CONSIGNE: Rédigez la suite du texte source sur l'assurance-chômage, en commençant juste après sa dernière phrase.

TEXTE SOURCE:
Unédic : la surtaxation des CDD de nouveau sur la table

La ministre du Travail est en passe d’achever ses rencontres avec les partenaires sociaux. Le dossier de ­l’assurance-chômage aura été au centre des discussions.

La ministre du Travail, Myriam El Khomri, est en passe d'achever les entretiens bilatéraux avec les partenaires sociaux lancés à la rentrée. Elle recevra le secrétaire général de la CGT, Philippe Martinez, mardi, et le président du Medef, Pierre Gattaz, jeudi. S'il aura été au coeur de ses discussions, le dossier de l'assurance-chômage n'est pas encore officiellement remis sur le métier. Mais l'exécutif a déjà commencé à travailler sur le sujet.

DONNÉES FOURNIES:
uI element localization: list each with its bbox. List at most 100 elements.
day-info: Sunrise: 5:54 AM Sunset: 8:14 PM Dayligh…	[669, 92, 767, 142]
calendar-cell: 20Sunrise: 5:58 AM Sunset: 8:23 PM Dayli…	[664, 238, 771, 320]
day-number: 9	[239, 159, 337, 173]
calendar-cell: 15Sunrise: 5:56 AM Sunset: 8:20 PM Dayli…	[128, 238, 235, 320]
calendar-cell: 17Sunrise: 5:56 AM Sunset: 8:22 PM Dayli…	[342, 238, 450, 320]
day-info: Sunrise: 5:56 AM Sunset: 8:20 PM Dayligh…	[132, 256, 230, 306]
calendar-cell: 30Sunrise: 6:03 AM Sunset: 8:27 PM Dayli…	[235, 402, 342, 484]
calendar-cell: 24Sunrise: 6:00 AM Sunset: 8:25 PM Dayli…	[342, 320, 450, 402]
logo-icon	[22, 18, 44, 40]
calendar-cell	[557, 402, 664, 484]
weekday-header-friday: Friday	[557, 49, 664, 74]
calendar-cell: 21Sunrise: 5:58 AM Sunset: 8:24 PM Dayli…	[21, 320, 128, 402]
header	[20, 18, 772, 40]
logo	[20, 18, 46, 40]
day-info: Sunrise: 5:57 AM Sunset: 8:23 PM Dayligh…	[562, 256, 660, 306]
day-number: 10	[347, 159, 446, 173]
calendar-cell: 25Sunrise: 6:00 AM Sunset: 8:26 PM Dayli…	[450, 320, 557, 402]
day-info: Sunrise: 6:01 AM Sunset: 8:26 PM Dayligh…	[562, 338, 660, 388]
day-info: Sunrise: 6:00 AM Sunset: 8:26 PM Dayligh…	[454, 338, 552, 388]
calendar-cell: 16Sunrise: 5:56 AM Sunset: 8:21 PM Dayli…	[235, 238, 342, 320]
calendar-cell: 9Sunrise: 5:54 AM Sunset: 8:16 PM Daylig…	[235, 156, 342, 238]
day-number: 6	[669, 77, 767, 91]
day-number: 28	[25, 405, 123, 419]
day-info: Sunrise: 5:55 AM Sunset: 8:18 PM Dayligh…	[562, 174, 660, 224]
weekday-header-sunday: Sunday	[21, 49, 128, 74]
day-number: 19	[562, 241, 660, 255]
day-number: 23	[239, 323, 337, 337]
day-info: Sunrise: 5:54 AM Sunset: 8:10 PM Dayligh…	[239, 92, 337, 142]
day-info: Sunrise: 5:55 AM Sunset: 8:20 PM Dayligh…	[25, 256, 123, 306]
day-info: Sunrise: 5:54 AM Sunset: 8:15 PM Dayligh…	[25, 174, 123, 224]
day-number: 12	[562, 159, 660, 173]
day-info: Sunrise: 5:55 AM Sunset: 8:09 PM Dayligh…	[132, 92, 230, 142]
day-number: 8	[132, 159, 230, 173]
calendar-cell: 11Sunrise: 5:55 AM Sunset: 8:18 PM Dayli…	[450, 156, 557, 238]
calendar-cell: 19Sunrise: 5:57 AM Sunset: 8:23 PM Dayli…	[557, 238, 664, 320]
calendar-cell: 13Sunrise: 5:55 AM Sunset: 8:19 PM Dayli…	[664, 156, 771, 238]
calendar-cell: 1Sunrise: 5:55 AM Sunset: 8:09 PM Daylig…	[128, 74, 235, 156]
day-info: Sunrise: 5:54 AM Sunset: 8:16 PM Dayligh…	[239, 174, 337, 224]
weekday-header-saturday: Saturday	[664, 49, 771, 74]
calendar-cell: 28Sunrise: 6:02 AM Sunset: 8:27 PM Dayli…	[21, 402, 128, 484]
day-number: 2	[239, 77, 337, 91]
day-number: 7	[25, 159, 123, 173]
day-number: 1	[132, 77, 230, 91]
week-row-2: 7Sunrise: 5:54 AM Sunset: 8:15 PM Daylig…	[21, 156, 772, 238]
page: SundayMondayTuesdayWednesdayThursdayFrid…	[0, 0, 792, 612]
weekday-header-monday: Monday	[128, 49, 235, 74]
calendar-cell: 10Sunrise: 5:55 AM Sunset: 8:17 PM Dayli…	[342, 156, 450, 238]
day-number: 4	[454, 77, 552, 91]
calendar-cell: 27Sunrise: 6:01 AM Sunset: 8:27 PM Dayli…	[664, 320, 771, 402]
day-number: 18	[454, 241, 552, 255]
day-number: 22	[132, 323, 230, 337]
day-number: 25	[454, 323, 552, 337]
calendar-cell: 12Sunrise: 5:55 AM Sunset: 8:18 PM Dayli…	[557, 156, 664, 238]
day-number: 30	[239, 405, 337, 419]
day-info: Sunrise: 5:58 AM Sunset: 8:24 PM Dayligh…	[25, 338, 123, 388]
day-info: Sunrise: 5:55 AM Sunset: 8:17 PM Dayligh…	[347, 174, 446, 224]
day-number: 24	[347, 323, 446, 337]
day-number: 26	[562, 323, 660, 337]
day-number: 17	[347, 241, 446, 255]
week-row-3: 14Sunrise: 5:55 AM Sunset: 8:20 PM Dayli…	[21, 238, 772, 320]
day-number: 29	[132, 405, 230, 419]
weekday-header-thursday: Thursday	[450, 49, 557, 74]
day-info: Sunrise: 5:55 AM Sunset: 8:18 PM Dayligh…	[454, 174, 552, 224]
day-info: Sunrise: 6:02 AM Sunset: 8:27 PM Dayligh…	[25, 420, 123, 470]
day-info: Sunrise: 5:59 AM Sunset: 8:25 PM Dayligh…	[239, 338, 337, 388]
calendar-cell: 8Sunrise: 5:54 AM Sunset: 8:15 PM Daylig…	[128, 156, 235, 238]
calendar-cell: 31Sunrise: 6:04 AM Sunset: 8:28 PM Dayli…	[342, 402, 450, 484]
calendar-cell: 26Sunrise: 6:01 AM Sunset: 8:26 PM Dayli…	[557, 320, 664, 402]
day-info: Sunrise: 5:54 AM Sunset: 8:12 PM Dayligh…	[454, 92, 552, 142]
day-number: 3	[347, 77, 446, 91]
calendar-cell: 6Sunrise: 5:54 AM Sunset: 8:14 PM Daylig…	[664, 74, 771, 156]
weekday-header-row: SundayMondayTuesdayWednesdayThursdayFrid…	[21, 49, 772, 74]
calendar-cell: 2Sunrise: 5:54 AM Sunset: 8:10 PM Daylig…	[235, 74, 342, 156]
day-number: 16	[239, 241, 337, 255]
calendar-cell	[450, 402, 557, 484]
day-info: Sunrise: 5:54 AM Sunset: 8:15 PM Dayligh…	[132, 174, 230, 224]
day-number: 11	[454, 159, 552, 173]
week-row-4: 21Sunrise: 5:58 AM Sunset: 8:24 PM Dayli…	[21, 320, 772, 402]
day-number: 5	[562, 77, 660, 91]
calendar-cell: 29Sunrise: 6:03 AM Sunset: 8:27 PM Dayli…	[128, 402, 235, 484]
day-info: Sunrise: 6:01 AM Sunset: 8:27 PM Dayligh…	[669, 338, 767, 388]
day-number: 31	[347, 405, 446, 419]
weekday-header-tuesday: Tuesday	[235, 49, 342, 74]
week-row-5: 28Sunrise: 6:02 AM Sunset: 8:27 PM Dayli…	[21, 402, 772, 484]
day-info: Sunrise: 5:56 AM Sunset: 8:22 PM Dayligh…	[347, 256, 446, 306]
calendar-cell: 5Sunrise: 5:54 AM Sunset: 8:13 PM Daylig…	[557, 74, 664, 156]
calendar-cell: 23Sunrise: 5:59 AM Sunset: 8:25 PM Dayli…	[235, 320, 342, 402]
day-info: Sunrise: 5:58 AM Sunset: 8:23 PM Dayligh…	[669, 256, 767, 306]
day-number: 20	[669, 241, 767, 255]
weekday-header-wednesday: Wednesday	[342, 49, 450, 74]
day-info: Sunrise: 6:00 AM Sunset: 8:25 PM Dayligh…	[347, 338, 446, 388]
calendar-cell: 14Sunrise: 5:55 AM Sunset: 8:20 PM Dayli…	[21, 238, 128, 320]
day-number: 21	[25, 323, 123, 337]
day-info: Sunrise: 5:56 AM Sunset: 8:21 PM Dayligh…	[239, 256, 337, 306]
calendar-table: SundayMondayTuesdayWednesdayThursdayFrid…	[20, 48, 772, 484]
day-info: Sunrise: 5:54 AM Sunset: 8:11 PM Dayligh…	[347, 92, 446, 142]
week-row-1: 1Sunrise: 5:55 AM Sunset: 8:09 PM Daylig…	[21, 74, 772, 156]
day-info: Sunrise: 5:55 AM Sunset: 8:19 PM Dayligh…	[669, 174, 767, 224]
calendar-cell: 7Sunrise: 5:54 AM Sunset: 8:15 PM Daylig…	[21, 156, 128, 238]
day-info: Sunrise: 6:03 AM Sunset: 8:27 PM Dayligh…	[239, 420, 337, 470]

RÉPONSE:
Après l'échec de la négociation patronat-syndicats , le gouvernement a paré au plus pressé en prolongeant la convention d'assurance-chômage de 2014. Le décret ad hoc est paru en juillet. Mais il a aussi demandé au patronat et aux syndicats de se remettre autour de la table à l'automne. Or, c'est l'organisation de Pierre Gattaz qui détient la clef d'une réouverture de la négociation. Les syndicats y sont prêts, à condition qu'il ouvre le jeu et revienne sur son refus de discuter de la surtaxation des contrats précaires qui a fait capoter les discussions en juin. « On a tous besoin d'envoyer un signal positif sur notre capacité à négocier », note un leader confédéral, qui renvoie aux discours antisyndicaux de la plupart des candidats à la primaire à droite. « Si l'on redémarre une négociation sans poser comme principe initial la nécessité de travailler sur le coût des contrats courts et leur utilisation abusive, ça ne sert à rien », a déclaré le président de la CGC, François Hommeril, à l'issue de son entretien avec Myriam El Khomri, résumant la position de tous les syndicats.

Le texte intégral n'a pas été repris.